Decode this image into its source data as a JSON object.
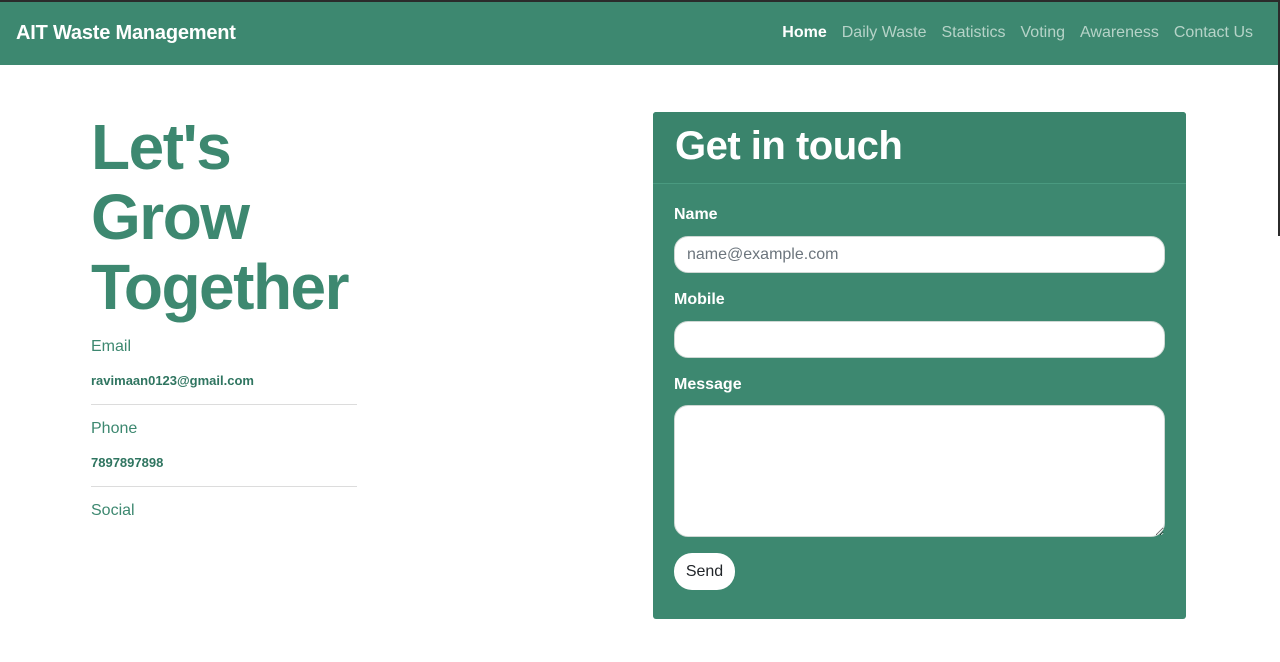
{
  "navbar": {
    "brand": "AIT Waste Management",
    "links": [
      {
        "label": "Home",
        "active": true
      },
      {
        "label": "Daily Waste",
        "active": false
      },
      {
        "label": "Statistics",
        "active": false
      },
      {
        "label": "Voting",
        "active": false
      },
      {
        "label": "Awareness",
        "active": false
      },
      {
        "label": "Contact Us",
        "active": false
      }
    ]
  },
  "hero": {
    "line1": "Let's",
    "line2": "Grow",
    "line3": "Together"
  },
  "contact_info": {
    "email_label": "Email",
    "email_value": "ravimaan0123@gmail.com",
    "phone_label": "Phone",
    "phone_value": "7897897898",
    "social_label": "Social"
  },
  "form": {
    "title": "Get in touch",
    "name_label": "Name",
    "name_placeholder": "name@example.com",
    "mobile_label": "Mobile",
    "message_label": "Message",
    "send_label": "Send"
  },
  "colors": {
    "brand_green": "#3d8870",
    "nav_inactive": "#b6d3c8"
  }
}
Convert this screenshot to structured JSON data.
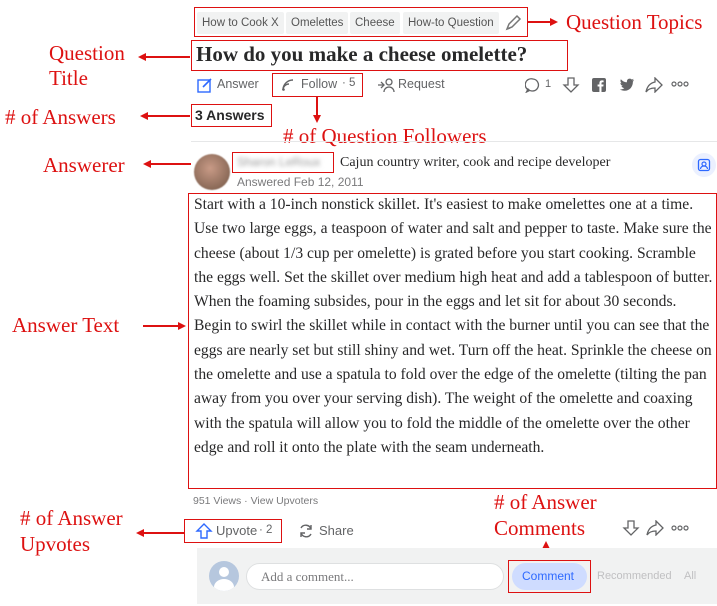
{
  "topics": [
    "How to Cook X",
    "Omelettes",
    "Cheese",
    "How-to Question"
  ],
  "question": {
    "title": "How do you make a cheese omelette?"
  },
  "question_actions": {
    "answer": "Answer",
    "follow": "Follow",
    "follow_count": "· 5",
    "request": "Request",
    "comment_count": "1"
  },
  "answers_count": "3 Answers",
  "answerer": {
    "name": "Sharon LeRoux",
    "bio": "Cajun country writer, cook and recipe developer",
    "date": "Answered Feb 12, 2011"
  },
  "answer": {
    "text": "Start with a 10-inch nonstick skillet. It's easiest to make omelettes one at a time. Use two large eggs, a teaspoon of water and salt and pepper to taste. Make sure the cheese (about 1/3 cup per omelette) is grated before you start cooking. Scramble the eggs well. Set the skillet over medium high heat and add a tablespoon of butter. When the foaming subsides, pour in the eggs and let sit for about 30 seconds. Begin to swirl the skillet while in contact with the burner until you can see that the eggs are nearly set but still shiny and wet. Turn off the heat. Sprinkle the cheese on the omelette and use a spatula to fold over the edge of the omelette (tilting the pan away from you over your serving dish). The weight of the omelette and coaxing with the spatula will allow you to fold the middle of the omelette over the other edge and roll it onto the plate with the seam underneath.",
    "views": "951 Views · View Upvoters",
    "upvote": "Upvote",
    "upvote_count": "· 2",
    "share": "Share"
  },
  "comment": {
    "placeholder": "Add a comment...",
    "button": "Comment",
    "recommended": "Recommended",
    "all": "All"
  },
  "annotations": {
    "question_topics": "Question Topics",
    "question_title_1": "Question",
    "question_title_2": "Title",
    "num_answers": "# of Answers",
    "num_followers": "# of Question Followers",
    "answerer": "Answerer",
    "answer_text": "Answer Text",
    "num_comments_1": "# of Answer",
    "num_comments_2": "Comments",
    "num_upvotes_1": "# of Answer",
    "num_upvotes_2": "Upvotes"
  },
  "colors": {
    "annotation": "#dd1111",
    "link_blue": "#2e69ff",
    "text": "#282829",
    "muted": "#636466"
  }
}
____
**Written problem**
Scan the listing above. Gather each line that contains the word "Answers".

**Final answer**
  "answers_count": "3 Answers",
    "num_answers": "# of Answers",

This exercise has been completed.